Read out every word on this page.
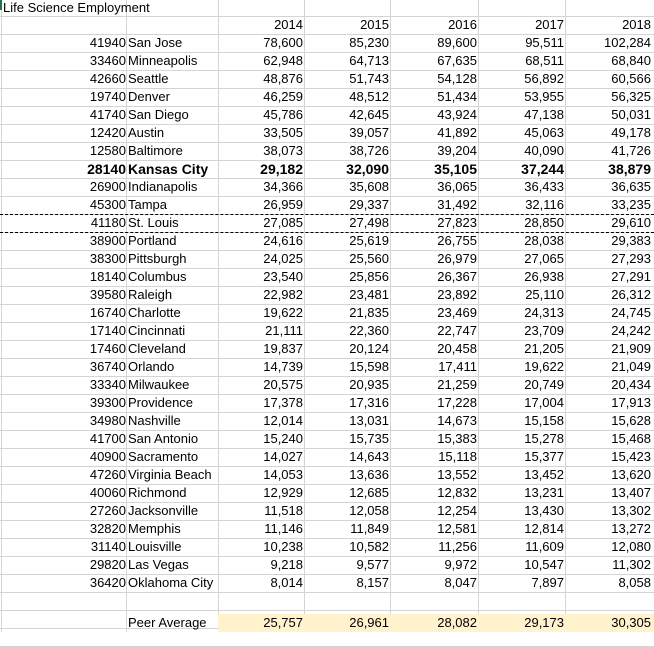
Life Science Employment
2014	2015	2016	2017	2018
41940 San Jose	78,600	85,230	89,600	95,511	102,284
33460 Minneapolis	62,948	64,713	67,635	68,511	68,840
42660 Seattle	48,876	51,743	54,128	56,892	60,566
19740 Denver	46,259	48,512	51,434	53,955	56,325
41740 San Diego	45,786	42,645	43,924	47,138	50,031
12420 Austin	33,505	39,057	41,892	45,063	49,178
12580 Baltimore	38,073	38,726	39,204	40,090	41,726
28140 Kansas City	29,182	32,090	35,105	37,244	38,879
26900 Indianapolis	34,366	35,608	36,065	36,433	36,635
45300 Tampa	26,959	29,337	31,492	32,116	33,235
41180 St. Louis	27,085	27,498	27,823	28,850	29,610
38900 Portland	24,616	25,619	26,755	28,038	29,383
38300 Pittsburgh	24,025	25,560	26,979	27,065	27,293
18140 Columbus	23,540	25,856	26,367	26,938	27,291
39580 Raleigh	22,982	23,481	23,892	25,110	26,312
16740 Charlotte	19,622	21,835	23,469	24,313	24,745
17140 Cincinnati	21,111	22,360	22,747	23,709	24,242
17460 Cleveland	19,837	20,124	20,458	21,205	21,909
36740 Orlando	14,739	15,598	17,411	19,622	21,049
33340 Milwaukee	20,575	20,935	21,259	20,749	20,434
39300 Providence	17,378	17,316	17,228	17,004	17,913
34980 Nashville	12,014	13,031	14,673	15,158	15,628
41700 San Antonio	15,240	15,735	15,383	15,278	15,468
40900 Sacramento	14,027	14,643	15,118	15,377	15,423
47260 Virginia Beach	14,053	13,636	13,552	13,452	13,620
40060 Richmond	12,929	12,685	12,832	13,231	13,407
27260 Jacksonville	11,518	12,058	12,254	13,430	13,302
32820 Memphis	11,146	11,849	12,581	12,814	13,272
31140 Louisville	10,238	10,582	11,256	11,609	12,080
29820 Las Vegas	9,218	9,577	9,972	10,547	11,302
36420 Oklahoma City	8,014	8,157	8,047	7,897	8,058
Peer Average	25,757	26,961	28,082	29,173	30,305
■ ■ ■ ■ ■
Your goal: In the copy, include all records verbatim but no images.

Response for this exercise:
Read out every word on this page.
Life Science Employment
2014	2015	2016	2017	2018
41940 San Jose	78,600	85,230	89,600	95,511	102,284
33460 Minneapolis	62,948	64,713	67,635	68,511	68,840
42660 Seattle	48,876	51,743	54,128	56,892	60,566
19740 Denver	46,259	48,512	51,434	53,955	56,325
41740 San Diego	45,786	42,645	43,924	47,138	50,031
12420 Austin	33,505	39,057	41,892	45,063	49,178
12580 Baltimore	38,073	38,726	39,204	40,090	41,726
28140 Kansas City	29,182	32,090	35,105	37,244	38,879
26900 Indianapolis	34,366	35,608	36,065	36,433	36,635
45300 Tampa	26,959	29,337	31,492	32,116	33,235
41180 St. Louis	27,085	27,498	27,823	28,850	29,610
38900 Portland	24,616	25,619	26,755	28,038	29,383
38300 Pittsburgh	24,025	25,560	26,979	27,065	27,293
18140 Columbus	23,540	25,856	26,367	26,938	27,291
39580 Raleigh	22,982	23,481	23,892	25,110	26,312
16740 Charlotte	19,622	21,835	23,469	24,313	24,745
17140 Cincinnati	21,111	22,360	22,747	23,709	24,242
17460 Cleveland	19,837	20,124	20,458	21,205	21,909
36740 Orlando	14,739	15,598	17,411	19,622	21,049
33340 Milwaukee	20,575	20,935	21,259	20,749	20,434
39300 Providence	17,378	17,316	17,228	17,004	17,913
34980 Nashville	12,014	13,031	14,673	15,158	15,628
41700 San Antonio	15,240	15,735	15,383	15,278	15,468
40900 Sacramento	14,027	14,643	15,118	15,377	15,423
47260 Virginia Beach	14,053	13,636	13,552	13,452	13,620
40060 Richmond	12,929	12,685	12,832	13,231	13,407
27260 Jacksonville	11,518	12,058	12,254	13,430	13,302
32820 Memphis	11,146	11,849	12,581	12,814	13,272
31140 Louisville	10,238	10,582	11,256	11,609	12,080
29820 Las Vegas	9,218	9,577	9,972	10,547	11,302
36420 Oklahoma City	8,014	8,157	8,047	7,897	8,058
Peer Average	25,757	26,961	28,082	29,173	30,305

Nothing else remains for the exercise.